Your goal :: Make a verbatim copy of the records; pictures stay out.

Study material ::
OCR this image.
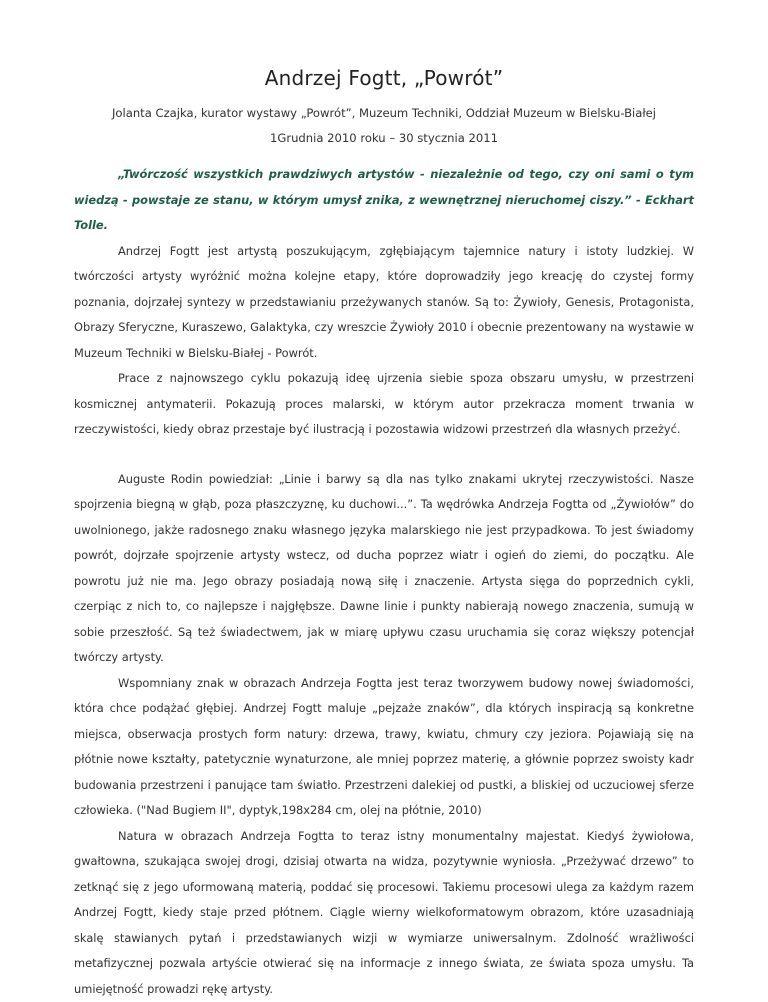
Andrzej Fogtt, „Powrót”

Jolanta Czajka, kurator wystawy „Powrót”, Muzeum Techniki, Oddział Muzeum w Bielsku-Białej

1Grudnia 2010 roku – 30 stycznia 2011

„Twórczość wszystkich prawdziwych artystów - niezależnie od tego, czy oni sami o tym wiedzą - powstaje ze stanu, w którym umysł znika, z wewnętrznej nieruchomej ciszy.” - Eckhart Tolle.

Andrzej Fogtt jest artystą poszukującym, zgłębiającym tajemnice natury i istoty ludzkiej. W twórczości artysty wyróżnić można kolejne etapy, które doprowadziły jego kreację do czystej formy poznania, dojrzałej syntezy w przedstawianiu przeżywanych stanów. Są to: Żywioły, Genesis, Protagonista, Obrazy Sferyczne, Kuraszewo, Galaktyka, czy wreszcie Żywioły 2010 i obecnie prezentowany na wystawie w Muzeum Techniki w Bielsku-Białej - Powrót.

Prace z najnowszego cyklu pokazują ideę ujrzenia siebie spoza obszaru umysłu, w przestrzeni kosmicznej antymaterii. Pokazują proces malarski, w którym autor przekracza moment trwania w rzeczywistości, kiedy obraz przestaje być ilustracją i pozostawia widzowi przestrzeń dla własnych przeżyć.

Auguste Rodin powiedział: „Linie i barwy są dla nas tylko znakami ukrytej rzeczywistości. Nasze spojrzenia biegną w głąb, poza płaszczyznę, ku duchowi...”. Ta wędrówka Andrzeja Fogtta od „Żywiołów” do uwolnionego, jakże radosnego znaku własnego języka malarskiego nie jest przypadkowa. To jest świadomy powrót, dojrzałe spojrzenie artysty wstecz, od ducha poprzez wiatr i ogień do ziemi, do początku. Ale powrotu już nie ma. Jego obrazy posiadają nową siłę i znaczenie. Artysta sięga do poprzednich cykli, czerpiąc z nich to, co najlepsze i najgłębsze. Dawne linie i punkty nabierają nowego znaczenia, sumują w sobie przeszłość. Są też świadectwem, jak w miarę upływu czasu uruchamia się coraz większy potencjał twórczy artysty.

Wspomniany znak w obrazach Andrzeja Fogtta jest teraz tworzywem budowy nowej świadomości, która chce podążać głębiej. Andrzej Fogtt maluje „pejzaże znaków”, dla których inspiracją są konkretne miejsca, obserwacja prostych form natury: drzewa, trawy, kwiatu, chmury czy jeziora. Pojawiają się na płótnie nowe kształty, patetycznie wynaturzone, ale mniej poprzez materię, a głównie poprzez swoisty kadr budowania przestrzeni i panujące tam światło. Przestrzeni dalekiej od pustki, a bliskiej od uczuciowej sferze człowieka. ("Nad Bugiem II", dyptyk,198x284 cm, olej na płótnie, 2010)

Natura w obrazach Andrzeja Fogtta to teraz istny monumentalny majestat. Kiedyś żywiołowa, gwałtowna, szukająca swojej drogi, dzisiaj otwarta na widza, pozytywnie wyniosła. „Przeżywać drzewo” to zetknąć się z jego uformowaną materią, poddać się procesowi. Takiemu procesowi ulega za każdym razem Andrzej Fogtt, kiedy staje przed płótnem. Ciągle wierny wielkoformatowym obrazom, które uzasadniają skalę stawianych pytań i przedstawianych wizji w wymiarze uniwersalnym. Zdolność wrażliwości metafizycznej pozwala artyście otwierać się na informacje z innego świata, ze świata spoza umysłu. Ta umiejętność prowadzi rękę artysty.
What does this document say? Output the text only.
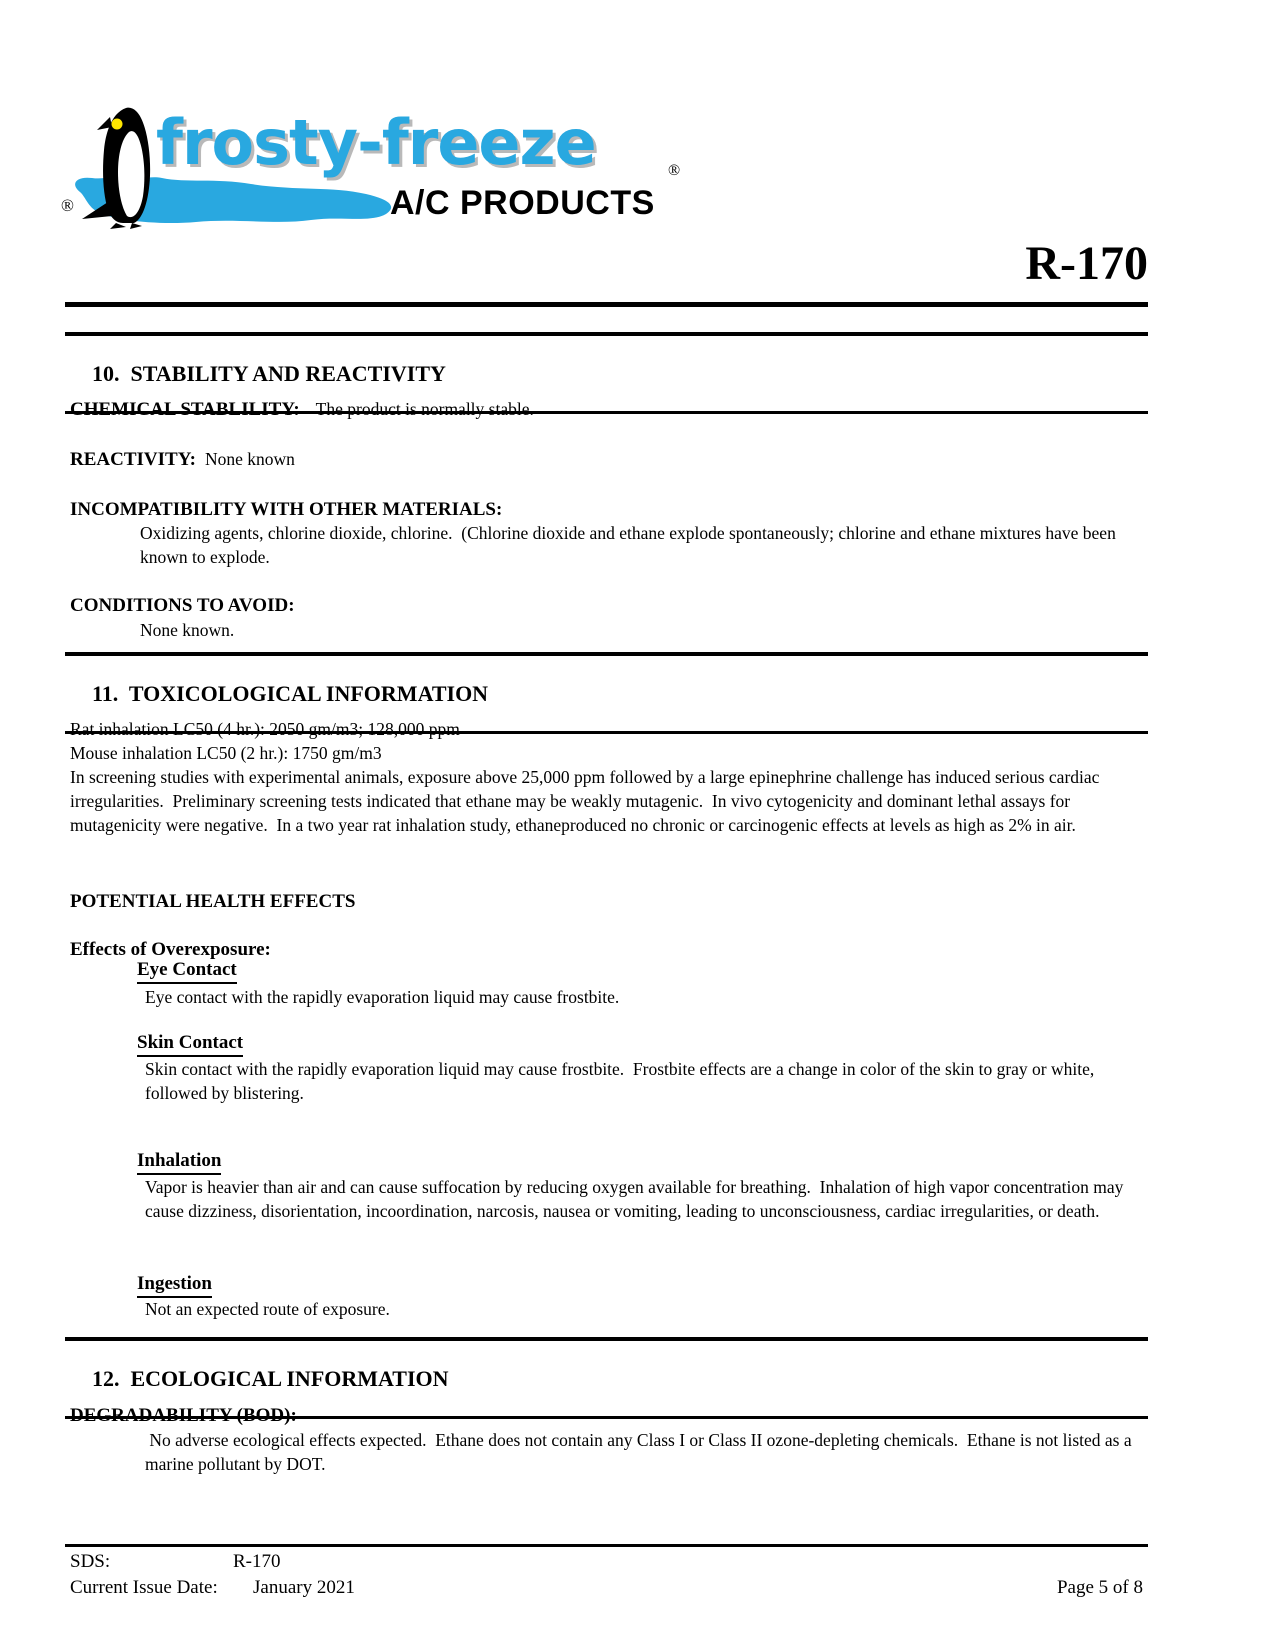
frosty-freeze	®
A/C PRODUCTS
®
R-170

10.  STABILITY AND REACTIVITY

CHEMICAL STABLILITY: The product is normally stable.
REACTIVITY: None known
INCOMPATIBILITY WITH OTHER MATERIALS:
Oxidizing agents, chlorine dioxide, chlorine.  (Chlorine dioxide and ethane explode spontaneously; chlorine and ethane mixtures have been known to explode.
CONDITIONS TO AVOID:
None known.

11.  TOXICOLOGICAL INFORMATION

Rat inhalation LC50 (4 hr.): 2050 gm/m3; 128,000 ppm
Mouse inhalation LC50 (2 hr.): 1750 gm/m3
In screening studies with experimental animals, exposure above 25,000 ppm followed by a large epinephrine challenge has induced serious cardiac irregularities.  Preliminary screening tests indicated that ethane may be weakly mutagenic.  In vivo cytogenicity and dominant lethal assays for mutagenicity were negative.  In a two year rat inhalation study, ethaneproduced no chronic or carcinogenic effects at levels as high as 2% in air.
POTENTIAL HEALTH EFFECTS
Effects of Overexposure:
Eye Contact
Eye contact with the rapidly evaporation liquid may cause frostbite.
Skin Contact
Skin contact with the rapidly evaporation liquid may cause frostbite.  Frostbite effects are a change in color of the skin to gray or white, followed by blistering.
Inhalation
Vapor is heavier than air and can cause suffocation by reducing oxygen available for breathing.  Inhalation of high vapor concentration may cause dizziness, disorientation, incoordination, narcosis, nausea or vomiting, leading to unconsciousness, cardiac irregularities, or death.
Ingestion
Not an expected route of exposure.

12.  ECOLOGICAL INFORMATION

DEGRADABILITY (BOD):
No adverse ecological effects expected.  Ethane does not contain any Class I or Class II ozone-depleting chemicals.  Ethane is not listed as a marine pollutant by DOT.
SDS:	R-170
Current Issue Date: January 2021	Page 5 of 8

Task response ::
OCR this image.
Andrzej Fogtt, „Powrót”

Jolanta Czajka, kurator wystawy „Powrót”, Muzeum Techniki, Oddział Muzeum w Bielsku-Białej

1Grudnia 2010 roku – 30 stycznia 2011

„Twórczość wszystkich prawdziwych artystów - niezależnie od tego, czy oni sami o tym wiedzą - powstaje ze stanu, w którym umysł znika, z wewnętrznej nieruchomej ciszy.” - Eckhart Tolle.

Andrzej Fogtt jest artystą poszukującym, zgłębiającym tajemnice natury i istoty ludzkiej. W twórczości artysty wyróżnić można kolejne etapy, które doprowadziły jego kreację do czystej formy poznania, dojrzałej syntezy w przedstawianiu przeżywanych stanów. Są to: Żywioły, Genesis, Protagonista, Obrazy Sferyczne, Kuraszewo, Galaktyka, czy wreszcie Żywioły 2010 i obecnie prezentowany na wystawie w Muzeum Techniki w Bielsku-Białej - Powrót.

Prace z najnowszego cyklu pokazują ideę ujrzenia siebie spoza obszaru umysłu, w przestrzeni kosmicznej antymaterii. Pokazują proces malarski, w którym autor przekracza moment trwania w rzeczywistości, kiedy obraz przestaje być ilustracją i pozostawia widzowi przestrzeń dla własnych przeżyć.

Auguste Rodin powiedział: „Linie i barwy są dla nas tylko znakami ukrytej rzeczywistości. Nasze spojrzenia biegną w głąb, poza płaszczyznę, ku duchowi...”. Ta wędrówka Andrzeja Fogtta od „Żywiołów” do uwolnionego, jakże radosnego znaku własnego języka malarskiego nie jest przypadkowa. To jest świadomy powrót, dojrzałe spojrzenie artysty wstecz, od ducha poprzez wiatr i ogień do ziemi, do początku. Ale powrotu już nie ma. Jego obrazy posiadają nową siłę i znaczenie. Artysta sięga do poprzednich cykli, czerpiąc z nich to, co najlepsze i najgłębsze. Dawne linie i punkty nabierają nowego znaczenia, sumują w sobie przeszłość. Są też świadectwem, jak w miarę upływu czasu uruchamia się coraz większy potencjał twórczy artysty.

Wspomniany znak w obrazach Andrzeja Fogtta jest teraz tworzywem budowy nowej świadomości, która chce podążać głębiej. Andrzej Fogtt maluje „pejzaże znaków”, dla których inspiracją są konkretne miejsca, obserwacja prostych form natury: drzewa, trawy, kwiatu, chmury czy jeziora. Pojawiają się na płótnie nowe kształty, patetycznie wynaturzone, ale mniej poprzez materię, a głównie poprzez swoisty kadr budowania przestrzeni i panujące tam światło. Przestrzeni dalekiej od pustki, a bliskiej od uczuciowej sferze człowieka. ("Nad Bugiem II", dyptyk,198x284 cm, olej na płótnie, 2010)

Natura w obrazach Andrzeja Fogtta to teraz istny monumentalny majestat. Kiedyś żywiołowa, gwałtowna, szukająca swojej drogi, dzisiaj otwarta na widza, pozytywnie wyniosła. „Przeżywać drzewo” to zetknąć się z jego uformowaną materią, poddać się procesowi. Takiemu procesowi ulega za każdym razem Andrzej Fogtt, kiedy staje przed płótnem. Ciągle wierny wielkoformatowym obrazom, które uzasadniają skalę stawianych pytań i przedstawianych wizji w wymiarze uniwersalnym. Zdolność wrażliwości metafizycznej pozwala artyście otwierać się na informacje z innego świata, ze świata spoza umysłu. Ta umiejętność prowadzi rękę artysty.
What does this document say? Output the text only.
frosty-freeze	®
A/C PRODUCTS
®
R-170

10.  STABILITY AND REACTIVITY

CHEMICAL STABLILITY: The product is normally stable.
REACTIVITY: None known
INCOMPATIBILITY WITH OTHER MATERIALS:
Oxidizing agents, chlorine dioxide, chlorine.  (Chlorine dioxide and ethane explode spontaneously; chlorine and ethane mixtures have been known to explode.
CONDITIONS TO AVOID:
None known.

11.  TOXICOLOGICAL INFORMATION

Rat inhalation LC50 (4 hr.): 2050 gm/m3; 128,000 ppm
Mouse inhalation LC50 (2 hr.): 1750 gm/m3
In screening studies with experimental animals, exposure above 25,000 ppm followed by a large epinephrine challenge has induced serious cardiac irregularities.  Preliminary screening tests indicated that ethane may be weakly mutagenic.  In vivo cytogenicity and dominant lethal assays for mutagenicity were negative.  In a two year rat inhalation study, ethaneproduced no chronic or carcinogenic effects at levels as high as 2% in air.
POTENTIAL HEALTH EFFECTS
Effects of Overexposure:
Eye Contact
Eye contact with the rapidly evaporation liquid may cause frostbite.
Skin Contact
Skin contact with the rapidly evaporation liquid may cause frostbite.  Frostbite effects are a change in color of the skin to gray or white, followed by blistering.
Inhalation
Vapor is heavier than air and can cause suffocation by reducing oxygen available for breathing.  Inhalation of high vapor concentration may cause dizziness, disorientation, incoordination, narcosis, nausea or vomiting, leading to unconsciousness, cardiac irregularities, or death.
Ingestion
Not an expected route of exposure.

12.  ECOLOGICAL INFORMATION

DEGRADABILITY (BOD):
No adverse ecological effects expected.  Ethane does not contain any Class I or Class II ozone-depleting chemicals.  Ethane is not listed as a marine pollutant by DOT.
SDS:	R-170
Current Issue Date: January 2021	Page 5 of 8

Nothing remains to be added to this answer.